[TEXT EXCERPT Boundary: Start]

Hi American In Scotland. Me and my boyfriend met on a dating website called match.com and your above message really worries me  Should we state the name of the website at all? We have met there, but after one month we moved to mailing each other via Facebook. Do you think we will have problems with the fact that we met on a dating website? Should we simply say 'we met online' without stating where exactly?


----------



## AnAmericanInScotland (Feb 8, 2012)

Zama said:


> Hi American In Scotland. Me and my boyfriend met on a dating website called match.com and your above message really worries me  Should we state the name of the website at all? We have met there, but after one month we moved to mailing each other via Facebook. Do you think we will have problems with the fact that we met on a dating website? Should we simply say 'we met online' without stating where exactly?


I think I would simply say 'met online'; if the ECO wants to know exactly where online, he/she will ask. I'd wait to be asked


----------



## Zama (Apr 23, 2012)

AnAmericanInScotland said:


> I think I would simply say 'met online'; if the ECO wants to know exactly where online, he/she will ask. I'd wait to be asked


Thanks for advice. 
Although I don't understand, will it really make the difference if we met on the dating website? We both were there only for a short period of time (one month only) and since the time we met, we never went there again.


----------



## AnAmericanInScotland (Feb 8, 2012)

Zama said:


> Thanks for advice.
> Although I don't understand, will it really make the difference if we met on the dating website? We both were there only for a short period of time (one month only) and since the time we met, we never went there again.


Lately I don't know what makes a difference to be blunt. 

What I do know, though, is that they are looking at every avenue that could be a potential 'sham' entryway to marriage to a settled person in the UK, and I just have a feeling-a personal feeling only-that since so many sham marriages come about through meeting online, they are going to look at dating sites as a potential avenue in the near future.

It is just a feeling that I have (no, I'm not psychic, just old, lol), based partly on attitudes I've seen and read towards relationships that have started online. Plus in the US there is a lot of anti-dating site press, especially towards the online 'marriage markets' of Russian and Indonesian women. It's tragic that legitimate sites like Match.com and eHarmony (both with very good records of marriages and long-term relationships being made and enduring) are caught up in the general disdain towards 'dating sites'. 

Try not to worry-you know that you and your fiance have a real, solid, and enduring relationship. Not to mention those outstanding test scores and your education. I think you'll be fine. Not that I'm the one making the decision, though, you're going to have to 'sweat it out' like the rest of us have once you submit your application. But try not to worry anyway! (Trust me, I know that's not especially helpful)

[TEXT EXCERPT Boundary: End]
[RECORDED DATA Boundary: Start]

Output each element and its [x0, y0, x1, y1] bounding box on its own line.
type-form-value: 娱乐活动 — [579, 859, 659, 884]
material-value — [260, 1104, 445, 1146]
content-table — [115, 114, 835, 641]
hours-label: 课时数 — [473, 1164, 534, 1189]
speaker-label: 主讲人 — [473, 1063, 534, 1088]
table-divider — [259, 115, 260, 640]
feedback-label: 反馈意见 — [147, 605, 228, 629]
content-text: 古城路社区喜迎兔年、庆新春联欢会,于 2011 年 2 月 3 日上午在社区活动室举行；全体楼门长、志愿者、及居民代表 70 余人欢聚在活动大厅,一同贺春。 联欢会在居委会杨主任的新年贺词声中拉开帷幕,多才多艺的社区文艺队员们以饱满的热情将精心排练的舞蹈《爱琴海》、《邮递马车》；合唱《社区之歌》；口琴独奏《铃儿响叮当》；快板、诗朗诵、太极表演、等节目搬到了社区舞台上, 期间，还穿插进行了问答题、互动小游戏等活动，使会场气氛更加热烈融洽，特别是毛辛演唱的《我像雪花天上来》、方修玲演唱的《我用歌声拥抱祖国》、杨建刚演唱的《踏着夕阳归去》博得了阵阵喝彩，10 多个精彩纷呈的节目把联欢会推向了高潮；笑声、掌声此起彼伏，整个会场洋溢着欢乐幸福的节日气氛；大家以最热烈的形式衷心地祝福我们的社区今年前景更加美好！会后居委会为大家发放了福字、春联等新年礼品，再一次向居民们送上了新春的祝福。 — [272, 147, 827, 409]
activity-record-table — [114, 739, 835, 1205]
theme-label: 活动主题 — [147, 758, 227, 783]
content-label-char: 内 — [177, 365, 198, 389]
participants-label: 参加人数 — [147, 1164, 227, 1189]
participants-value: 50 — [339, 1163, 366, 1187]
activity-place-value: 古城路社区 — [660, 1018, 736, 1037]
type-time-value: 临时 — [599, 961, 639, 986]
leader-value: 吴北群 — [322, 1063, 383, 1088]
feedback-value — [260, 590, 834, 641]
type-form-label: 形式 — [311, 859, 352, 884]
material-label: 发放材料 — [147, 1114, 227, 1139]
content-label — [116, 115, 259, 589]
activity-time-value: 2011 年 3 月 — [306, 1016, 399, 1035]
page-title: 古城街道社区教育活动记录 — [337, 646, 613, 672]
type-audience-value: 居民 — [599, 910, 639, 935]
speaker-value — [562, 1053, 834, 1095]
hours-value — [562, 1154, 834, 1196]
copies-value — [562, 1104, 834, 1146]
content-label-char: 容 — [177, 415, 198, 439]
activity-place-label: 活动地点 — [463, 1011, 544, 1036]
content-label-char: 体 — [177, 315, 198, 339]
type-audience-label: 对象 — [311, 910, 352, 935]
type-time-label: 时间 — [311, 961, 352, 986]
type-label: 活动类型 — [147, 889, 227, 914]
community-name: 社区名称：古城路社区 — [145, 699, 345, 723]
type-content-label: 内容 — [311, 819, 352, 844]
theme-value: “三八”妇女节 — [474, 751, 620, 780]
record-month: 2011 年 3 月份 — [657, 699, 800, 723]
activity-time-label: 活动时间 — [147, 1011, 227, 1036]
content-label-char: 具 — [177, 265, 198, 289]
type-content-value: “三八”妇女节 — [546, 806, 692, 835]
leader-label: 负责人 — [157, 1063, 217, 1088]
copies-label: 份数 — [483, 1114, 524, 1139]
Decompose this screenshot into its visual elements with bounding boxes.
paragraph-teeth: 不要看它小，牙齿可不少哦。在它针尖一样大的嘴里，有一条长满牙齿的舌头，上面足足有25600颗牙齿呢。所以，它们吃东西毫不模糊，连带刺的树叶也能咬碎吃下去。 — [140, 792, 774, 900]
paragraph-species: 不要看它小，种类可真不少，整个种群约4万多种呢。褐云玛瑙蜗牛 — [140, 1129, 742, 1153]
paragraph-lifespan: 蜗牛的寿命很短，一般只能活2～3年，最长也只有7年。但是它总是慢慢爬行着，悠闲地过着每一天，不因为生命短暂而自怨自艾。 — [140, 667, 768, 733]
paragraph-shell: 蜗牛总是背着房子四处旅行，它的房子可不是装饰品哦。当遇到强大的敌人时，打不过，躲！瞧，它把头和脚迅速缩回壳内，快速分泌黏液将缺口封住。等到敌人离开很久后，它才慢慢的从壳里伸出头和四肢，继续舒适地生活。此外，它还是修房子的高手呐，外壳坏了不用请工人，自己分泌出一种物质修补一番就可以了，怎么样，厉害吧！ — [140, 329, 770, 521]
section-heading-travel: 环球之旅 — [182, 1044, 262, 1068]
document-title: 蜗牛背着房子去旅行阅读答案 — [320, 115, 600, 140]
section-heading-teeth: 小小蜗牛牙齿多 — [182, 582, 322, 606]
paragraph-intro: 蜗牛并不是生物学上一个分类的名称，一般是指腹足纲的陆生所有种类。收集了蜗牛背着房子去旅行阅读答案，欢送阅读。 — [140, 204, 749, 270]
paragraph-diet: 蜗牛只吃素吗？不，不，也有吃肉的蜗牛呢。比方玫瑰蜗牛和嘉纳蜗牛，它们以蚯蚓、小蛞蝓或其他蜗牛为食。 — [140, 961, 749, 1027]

[RECORDED DATA Boundary: End]

QUESTIONS TO ANSWER:
1. Copy the forum thread word for word, from "Lately I don't" to "the near future.".
2. List every website the forum thread names.
3. Continue the forum thread from the point where it stops.

REPLIES:
1.
Lately I don't know what makes a difference to be blunt. 

What I do know, though, is that they are looking at every avenue that could be a potential 'sham' entryway to marriage to a settled person in the UK, and I just have a feeling-a personal feeling only-that since so many sham marriages come about through meeting online, they are going to look at dating sites as a potential avenue in the near future.

2.
match.com
Facebook
eHarmony

3.
----------



## Zama (Apr 23, 2012)

AnAmericanInScotland said:


> Lately I don't know what makes a difference to be blunt.
> 
> What I do know, though, is that they are looking at every avenue that could be a potential 'sham' entryway to marriage to a settled person in the UK, and I just have a feeling-a personal feeling only-that since so many sham marriages come about through meeting online, they are going to look at dating sites as a potential avenue in the near future.
> 
> ...


Thank you American In Scotland! 
I am really worried about all this, and it even made me sick. I have headaches three days in a row and feel really weak  I need a vacation. 
We met online, but it was back in 2010, so two years past and we want to marry, does it still look a 'sham'? I have never experienced problems with the visa issues, like many Russians do due to their reputation. I have a really good job here, experience and savings. And I never let him pay for me in any occasion. So, I really hope they dont judge our application only because we met on a dating website. Although, as you said, match.com is a really decent website with good feedbacks (we even thought to write a letter to them to say 'thank you')


----------



## AnAmericanInScotland (Feb 8, 2012)

Zama said:


> Thank you American In Scotland!
> I am really worried about all this, and it even made me sick. I have headaches three days in a row and feel really weak  I need a vacation.
> We met online, but it was back in 2010, so two years past and we want to marry, does it still look a 'sham'? I have never experienced problems with the visa issues, like many Russians do due to their reputation. I have a really good job here, experience and savings. And I never let him pay for me in any occasion. So, I really hope they dont judge our application only because we met on a dating website. Although, as you said, match.com is a really decent website with good feedbacks (we even thought to write a letter to them to say 'thank you')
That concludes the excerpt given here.